## Challenge
Wherever the word "fennmaradt" turns up in a line of the entries, copy that line.

## Supplied data
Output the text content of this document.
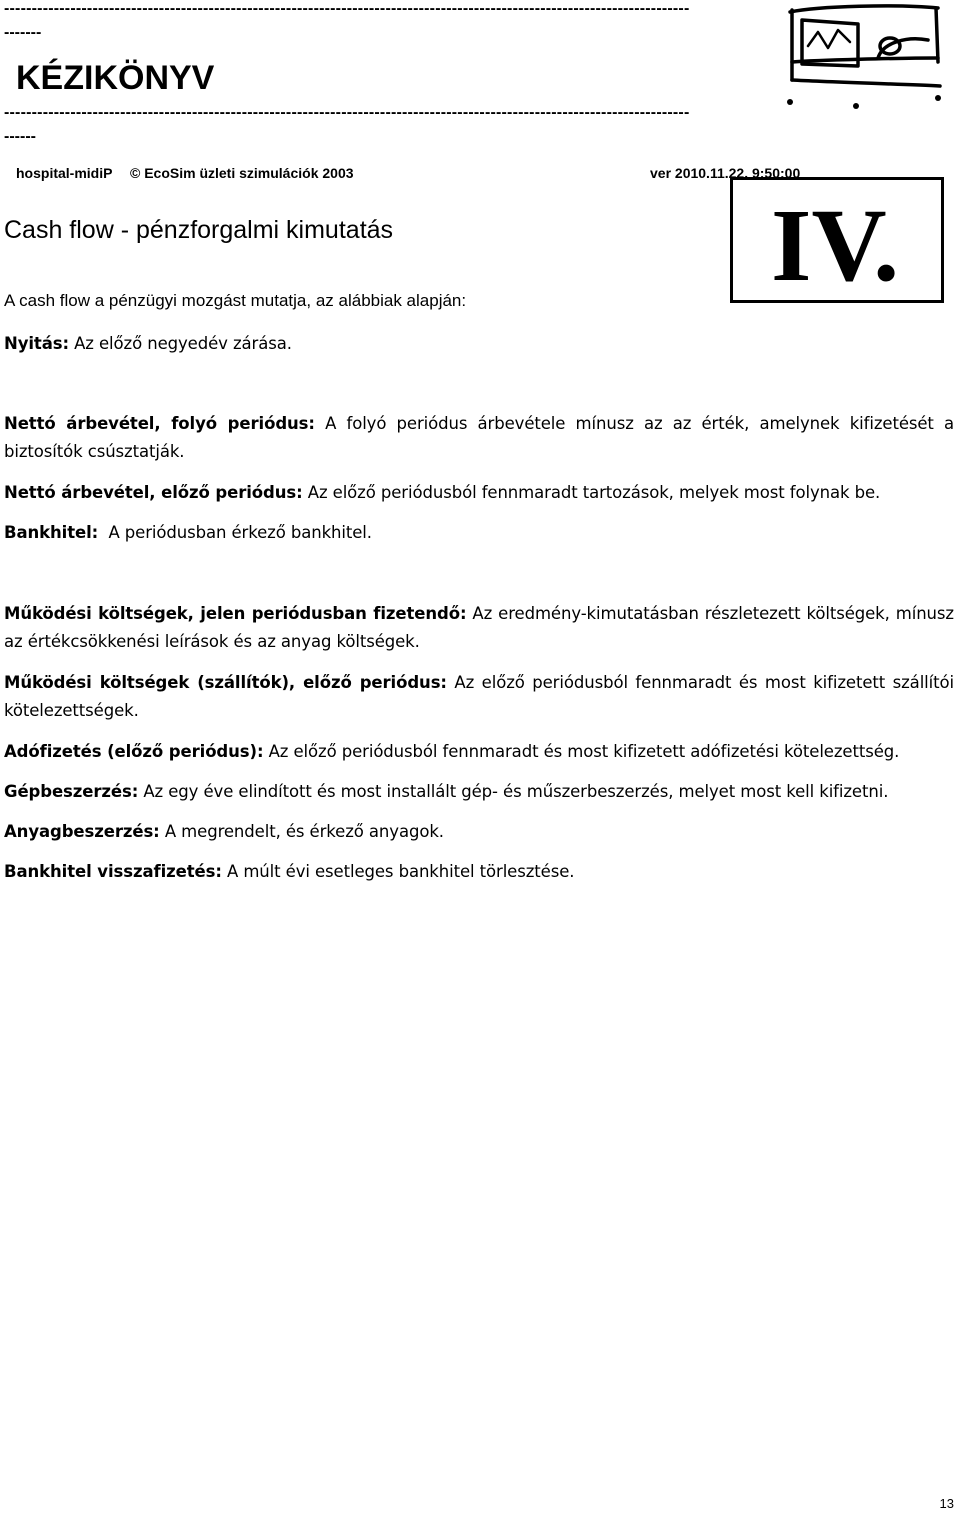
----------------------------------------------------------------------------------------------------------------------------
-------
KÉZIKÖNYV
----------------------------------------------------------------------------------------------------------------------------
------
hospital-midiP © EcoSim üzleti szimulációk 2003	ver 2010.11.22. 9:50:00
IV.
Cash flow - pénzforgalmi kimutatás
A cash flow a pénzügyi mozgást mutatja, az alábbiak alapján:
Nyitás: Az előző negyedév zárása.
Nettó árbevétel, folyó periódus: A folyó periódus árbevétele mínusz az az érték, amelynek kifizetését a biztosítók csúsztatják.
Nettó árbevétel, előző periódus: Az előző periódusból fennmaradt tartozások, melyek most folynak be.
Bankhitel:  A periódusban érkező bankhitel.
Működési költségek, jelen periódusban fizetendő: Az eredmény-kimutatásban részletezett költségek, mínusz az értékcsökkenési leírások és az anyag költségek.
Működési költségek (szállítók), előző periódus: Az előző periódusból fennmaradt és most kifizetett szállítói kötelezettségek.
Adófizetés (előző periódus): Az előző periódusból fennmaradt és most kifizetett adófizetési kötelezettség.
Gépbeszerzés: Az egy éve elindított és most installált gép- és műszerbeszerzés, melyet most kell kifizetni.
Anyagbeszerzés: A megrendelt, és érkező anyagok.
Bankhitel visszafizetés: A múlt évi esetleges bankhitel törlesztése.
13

==

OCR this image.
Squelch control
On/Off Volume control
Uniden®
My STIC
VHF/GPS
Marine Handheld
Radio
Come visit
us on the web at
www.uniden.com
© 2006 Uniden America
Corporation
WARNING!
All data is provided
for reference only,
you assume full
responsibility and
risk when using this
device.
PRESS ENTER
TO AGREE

---

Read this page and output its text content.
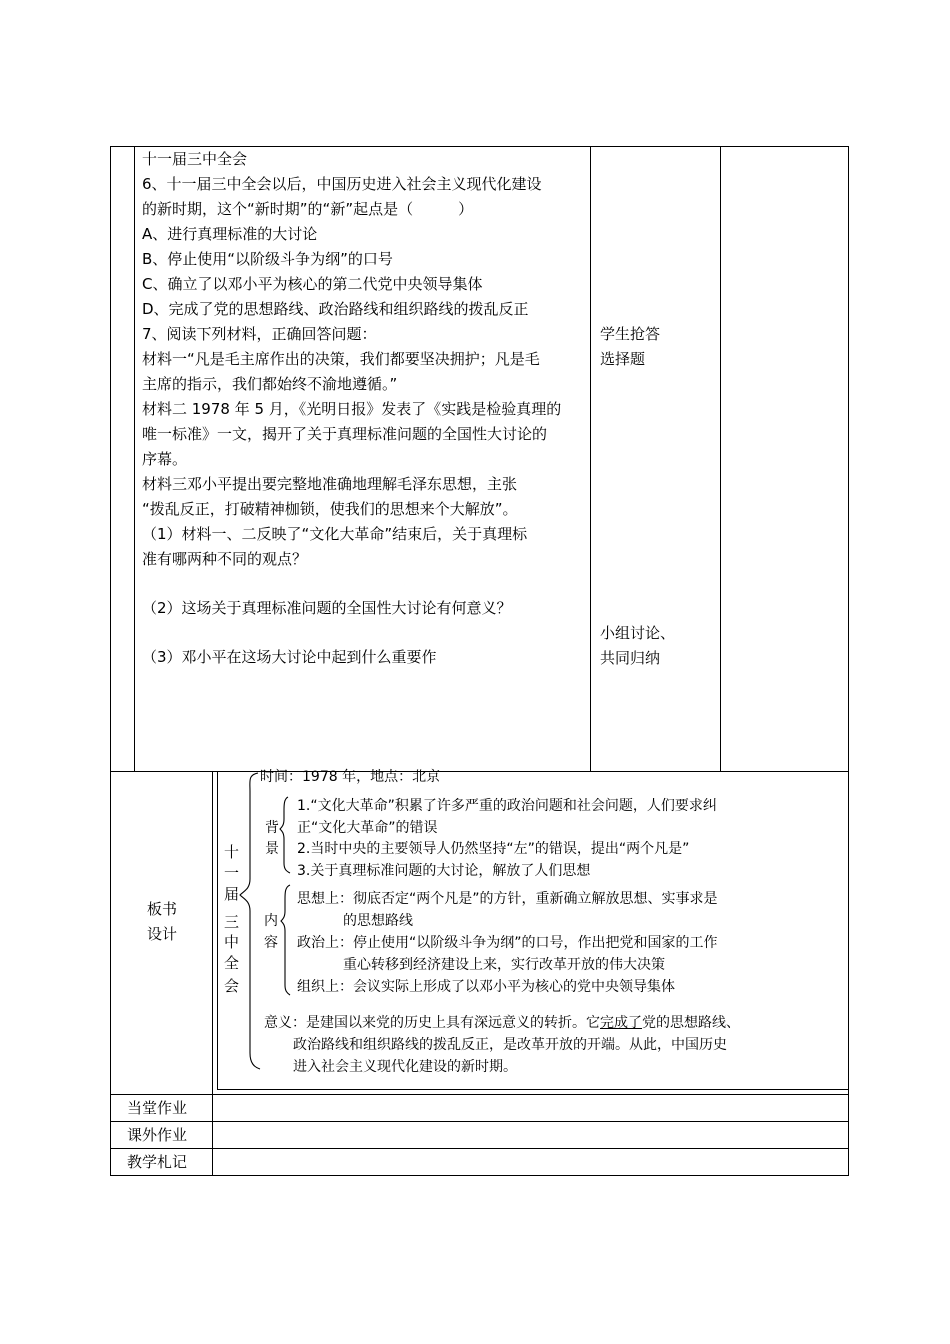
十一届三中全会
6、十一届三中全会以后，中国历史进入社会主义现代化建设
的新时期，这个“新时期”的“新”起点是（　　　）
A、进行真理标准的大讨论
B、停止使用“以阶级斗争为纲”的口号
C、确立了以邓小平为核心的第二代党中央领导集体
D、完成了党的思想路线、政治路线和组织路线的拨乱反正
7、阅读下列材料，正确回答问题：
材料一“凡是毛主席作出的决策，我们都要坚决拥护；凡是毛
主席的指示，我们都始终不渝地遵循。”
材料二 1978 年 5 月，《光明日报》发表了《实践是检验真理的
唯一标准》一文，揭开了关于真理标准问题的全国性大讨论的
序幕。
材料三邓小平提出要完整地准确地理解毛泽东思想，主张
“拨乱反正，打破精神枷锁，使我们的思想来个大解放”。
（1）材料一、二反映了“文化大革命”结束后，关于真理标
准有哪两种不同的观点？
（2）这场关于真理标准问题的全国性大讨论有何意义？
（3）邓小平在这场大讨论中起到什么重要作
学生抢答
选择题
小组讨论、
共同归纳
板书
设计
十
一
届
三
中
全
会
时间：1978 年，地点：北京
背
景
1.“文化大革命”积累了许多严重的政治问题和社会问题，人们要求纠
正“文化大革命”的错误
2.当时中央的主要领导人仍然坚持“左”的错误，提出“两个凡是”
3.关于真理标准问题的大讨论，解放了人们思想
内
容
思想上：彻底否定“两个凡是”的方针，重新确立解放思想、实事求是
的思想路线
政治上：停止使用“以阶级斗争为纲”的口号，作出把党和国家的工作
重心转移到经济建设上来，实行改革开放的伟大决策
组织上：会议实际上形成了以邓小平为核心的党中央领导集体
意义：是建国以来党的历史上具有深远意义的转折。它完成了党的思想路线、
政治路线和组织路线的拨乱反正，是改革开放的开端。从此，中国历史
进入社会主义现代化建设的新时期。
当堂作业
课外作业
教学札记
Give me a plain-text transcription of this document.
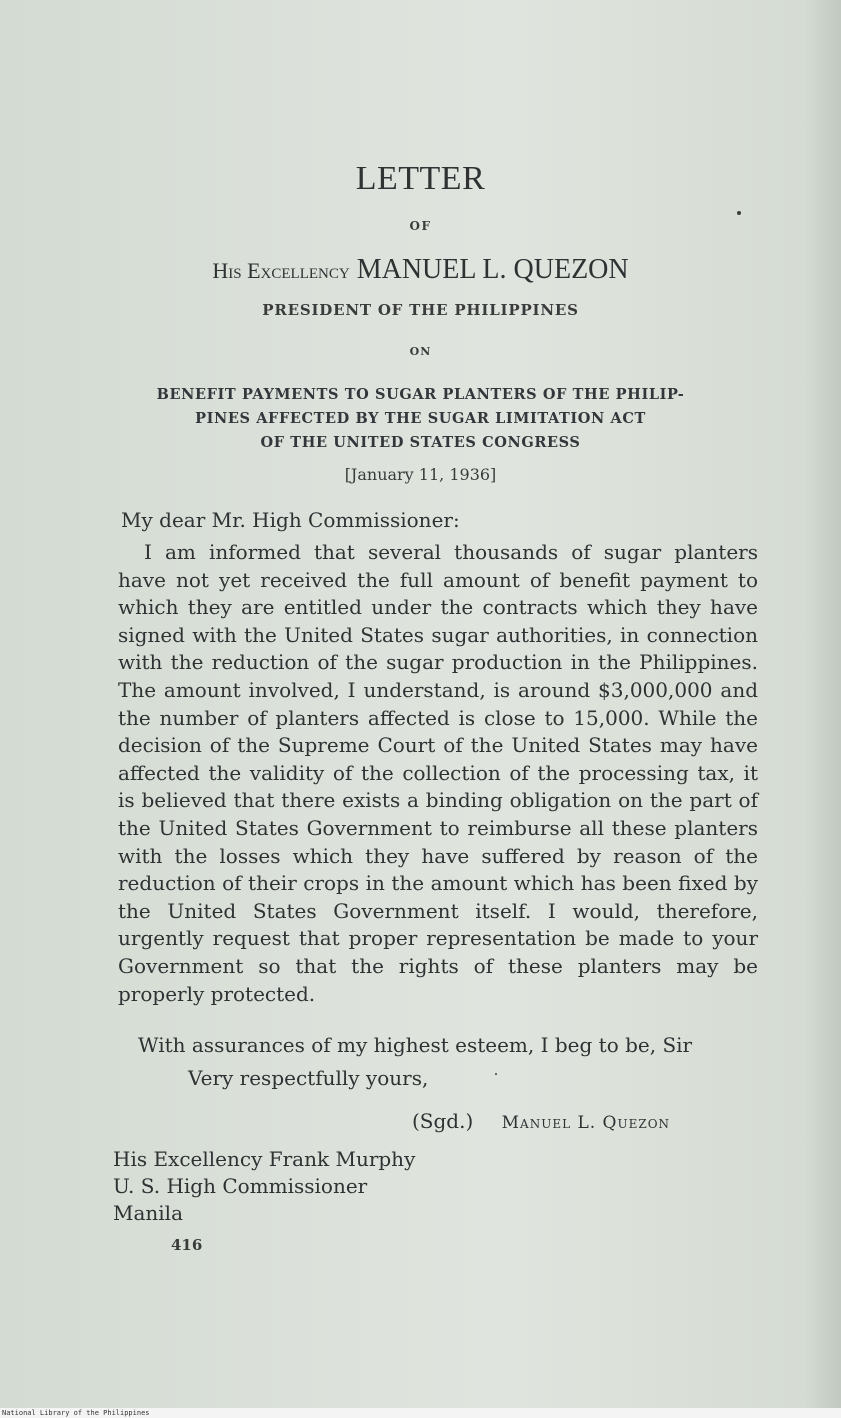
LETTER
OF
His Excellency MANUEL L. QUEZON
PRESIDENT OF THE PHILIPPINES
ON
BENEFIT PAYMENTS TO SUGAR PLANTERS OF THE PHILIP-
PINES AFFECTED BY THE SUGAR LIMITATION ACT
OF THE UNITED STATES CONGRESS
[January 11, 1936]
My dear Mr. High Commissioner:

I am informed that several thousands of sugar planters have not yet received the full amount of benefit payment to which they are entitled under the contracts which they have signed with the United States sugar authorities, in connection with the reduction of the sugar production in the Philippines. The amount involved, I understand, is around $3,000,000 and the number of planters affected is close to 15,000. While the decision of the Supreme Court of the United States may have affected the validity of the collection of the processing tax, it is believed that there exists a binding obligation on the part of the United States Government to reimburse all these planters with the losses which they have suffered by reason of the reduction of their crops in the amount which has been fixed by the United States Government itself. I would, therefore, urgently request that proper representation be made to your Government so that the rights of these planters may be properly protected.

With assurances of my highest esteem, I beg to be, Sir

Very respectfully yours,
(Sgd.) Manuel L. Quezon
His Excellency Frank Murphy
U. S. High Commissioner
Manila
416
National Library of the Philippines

## The completed task
Nettó árbevétel, előző periódus: Az előző periódusból fennmaradt tartozások, melyek most folynak be.
Működési költségek (szállítók), előző periódus: Az előző periódusból fennmaradt és most kifizetett szállítói kötelezettségek.
Adófizetés (előző periódus): Az előző periódusból fennmaradt és most kifizetett adófizetési kötelezettség.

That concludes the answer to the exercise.